## STATED EXERCISE:
Determine the number of lines in the listing below where the string "square" occurs; answer with the number alone.

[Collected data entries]
-*-
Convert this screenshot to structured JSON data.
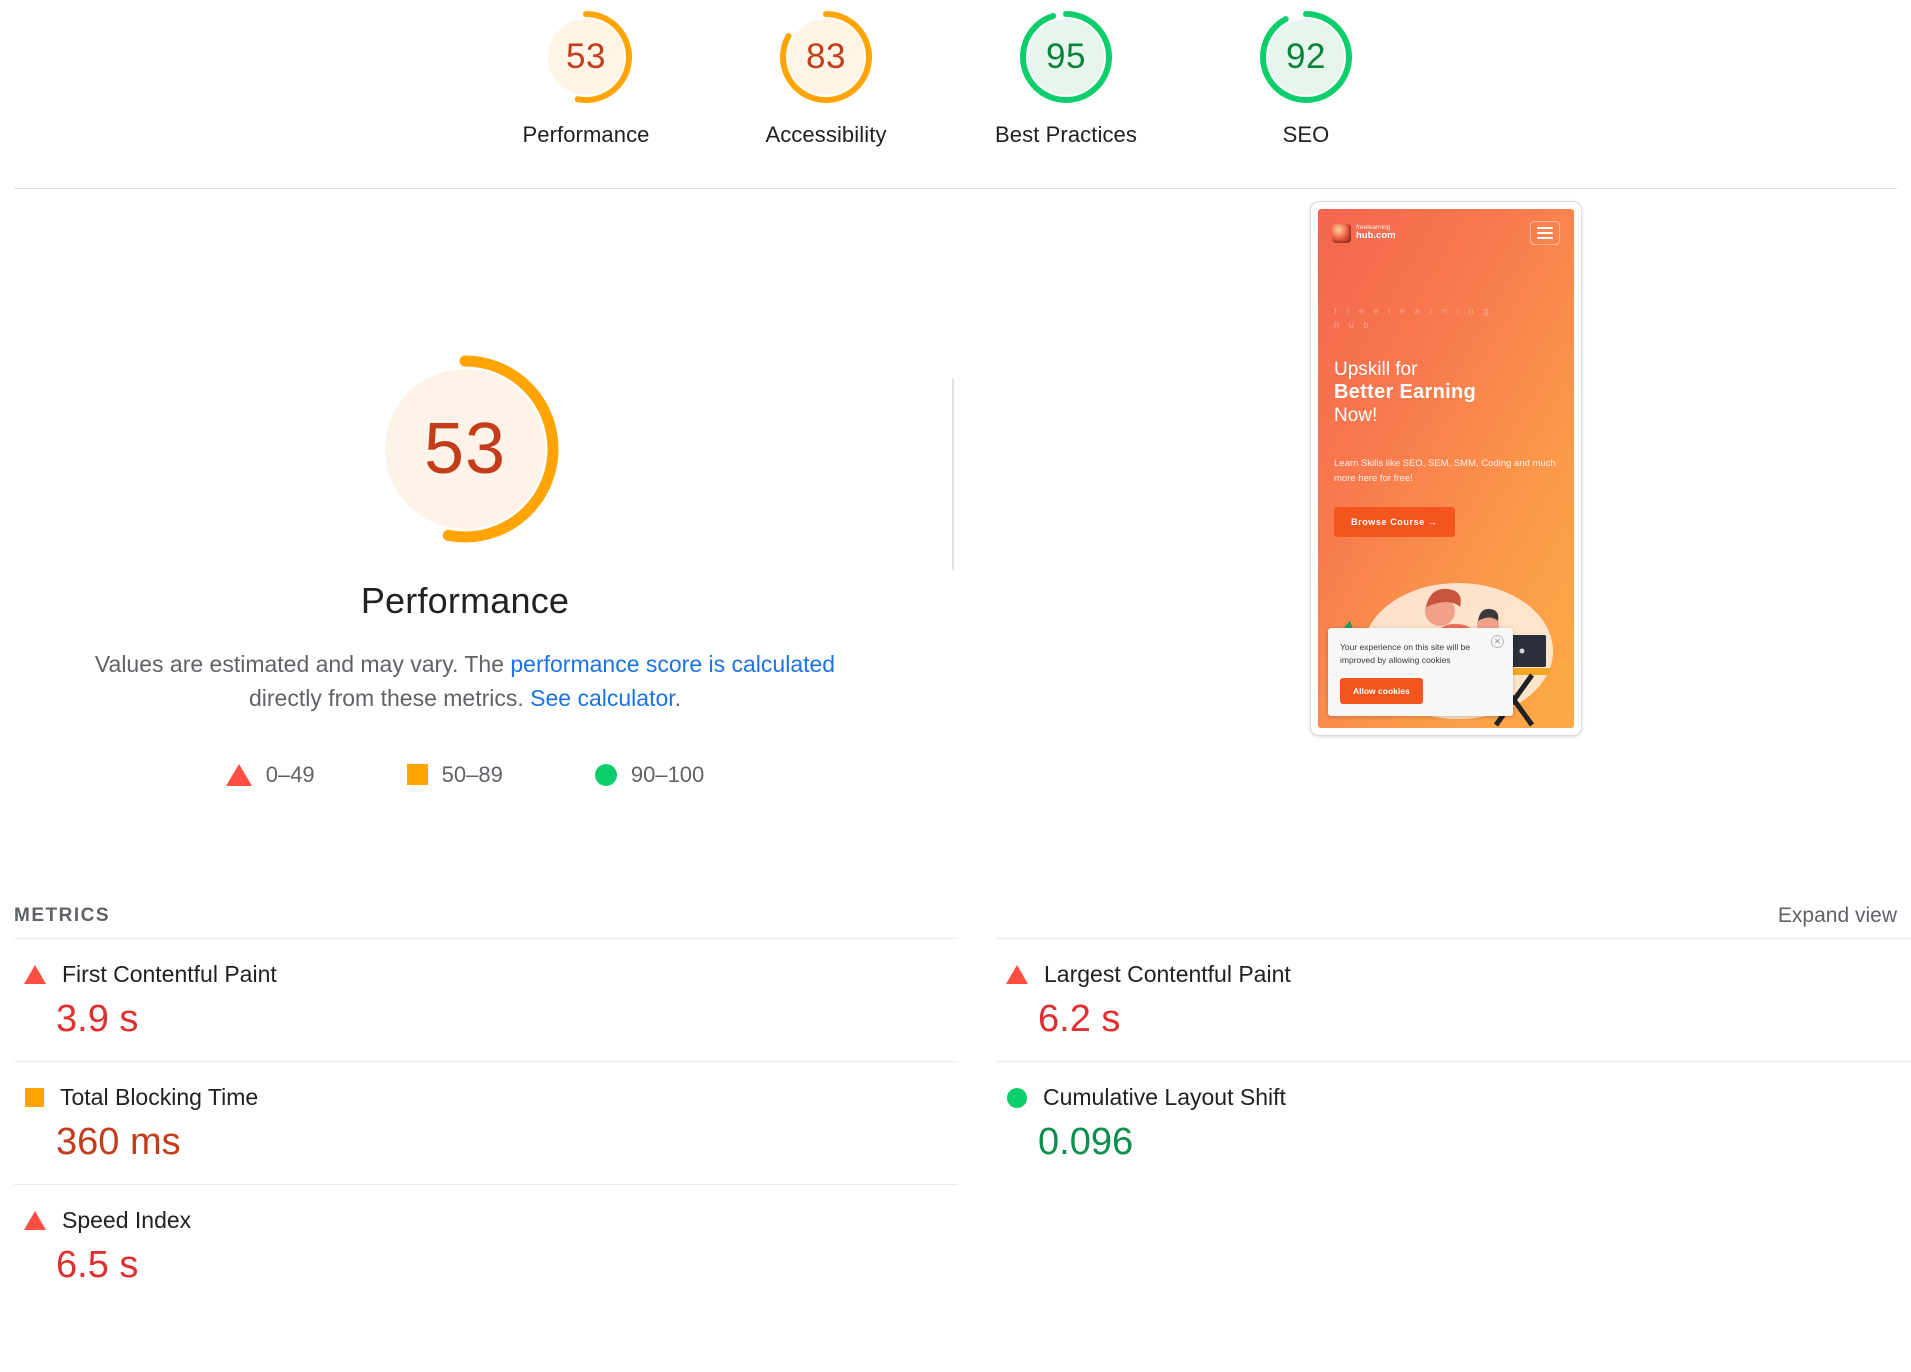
{
  "colors": {
    "orange": "#ffa400",
    "orange_text": "#c33d1b",
    "orange_bg": "#fff4e5",
    "green": "#0cce6b",
    "green_text": "#07843b",
    "green_bg": "#e8f5ec",
    "red": "#ff4e42",
    "red_text": "#e02f2f",
    "link": "#1a73e8",
    "muted": "#5f6368"
  },
  "summary": {
    "items": [
      {
        "score": "53",
        "label": "Performance",
        "rating": "average"
      },
      {
        "score": "83",
        "label": "Accessibility",
        "rating": "average"
      },
      {
        "score": "95",
        "label": "Best Practices",
        "rating": "good"
      },
      {
        "score": "92",
        "label": "SEO",
        "rating": "good"
      }
    ]
  },
  "hero": {
    "score": "53",
    "rating": "average",
    "title": "Performance",
    "desc_part1": "Values are estimated and may vary. The ",
    "desc_link1": "performance score is calculated",
    "desc_part2": " directly from these metrics. ",
    "desc_link2": "See calculator",
    "desc_part3": ".",
    "legend": [
      {
        "icon": "triangle-red-icon",
        "range": "0–49"
      },
      {
        "icon": "square-orange-icon",
        "range": "50–89"
      },
      {
        "icon": "circle-green-icon",
        "range": "90–100"
      }
    ]
  },
  "thumbnail": {
    "brand_line1": "freelearning",
    "brand_line2": "hub.com",
    "ghost_line1": "f r e e    l e a r n i n g",
    "ghost_line2": "h u b .",
    "headline1": "Upskill for",
    "headline2": "Better Earning",
    "headline3": "Now!",
    "subtext": "Learn Skills like SEO, SEM, SMM, Coding and much more here for free!",
    "cta": "Browse Course →",
    "cookie_text": "Your experience on this site will be improved by allowing cookies",
    "cookie_button": "Allow cookies",
    "cookie_close": "✕"
  },
  "metrics": {
    "title": "METRICS",
    "expand_view": "Expand view",
    "items": [
      {
        "label": "First Contentful Paint",
        "value": "3.9 s",
        "rating": "poor",
        "icon": "triangle-red-icon"
      },
      {
        "label": "Largest Contentful Paint",
        "value": "6.2 s",
        "rating": "poor",
        "icon": "triangle-red-icon"
      },
      {
        "label": "Total Blocking Time",
        "value": "360 ms",
        "rating": "average",
        "icon": "square-orange-icon"
      },
      {
        "label": "Cumulative Layout Shift",
        "value": "0.096",
        "rating": "good",
        "icon": "circle-green-icon"
      },
      {
        "label": "Speed Index",
        "value": "6.5 s",
        "rating": "poor",
        "icon": "triangle-red-icon"
      }
    ]
  }
}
-*-
## EXERCISE RESPONSE:
2